### Task description
Search the data for the string "Backlog" and gather each line it is in.

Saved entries
§ §

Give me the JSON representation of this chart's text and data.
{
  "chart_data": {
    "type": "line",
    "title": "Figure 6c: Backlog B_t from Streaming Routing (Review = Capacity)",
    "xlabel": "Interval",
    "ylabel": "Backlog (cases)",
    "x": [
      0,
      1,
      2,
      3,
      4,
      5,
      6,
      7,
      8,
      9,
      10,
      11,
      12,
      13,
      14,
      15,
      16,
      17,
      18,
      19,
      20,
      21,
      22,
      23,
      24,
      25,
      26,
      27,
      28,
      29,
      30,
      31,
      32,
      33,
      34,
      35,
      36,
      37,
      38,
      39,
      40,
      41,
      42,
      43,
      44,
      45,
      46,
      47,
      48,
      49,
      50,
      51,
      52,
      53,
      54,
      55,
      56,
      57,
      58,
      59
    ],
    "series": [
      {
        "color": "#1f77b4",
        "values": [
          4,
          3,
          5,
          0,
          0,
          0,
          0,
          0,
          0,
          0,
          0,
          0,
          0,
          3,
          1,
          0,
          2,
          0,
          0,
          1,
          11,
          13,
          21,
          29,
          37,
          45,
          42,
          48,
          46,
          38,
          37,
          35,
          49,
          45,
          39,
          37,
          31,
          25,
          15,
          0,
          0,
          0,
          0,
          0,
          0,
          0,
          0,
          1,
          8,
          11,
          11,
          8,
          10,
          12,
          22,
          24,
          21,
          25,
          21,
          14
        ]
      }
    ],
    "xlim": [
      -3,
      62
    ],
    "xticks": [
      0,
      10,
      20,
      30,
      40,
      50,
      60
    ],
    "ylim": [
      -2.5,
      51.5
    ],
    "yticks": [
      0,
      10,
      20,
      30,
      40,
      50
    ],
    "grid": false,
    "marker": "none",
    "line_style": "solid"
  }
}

§ §

### Response to this task
    "title": "Figure 6c: Backlog B_t from Streaming Routing (Review = Capacity)",
    "ylabel": "Backlog (cases)",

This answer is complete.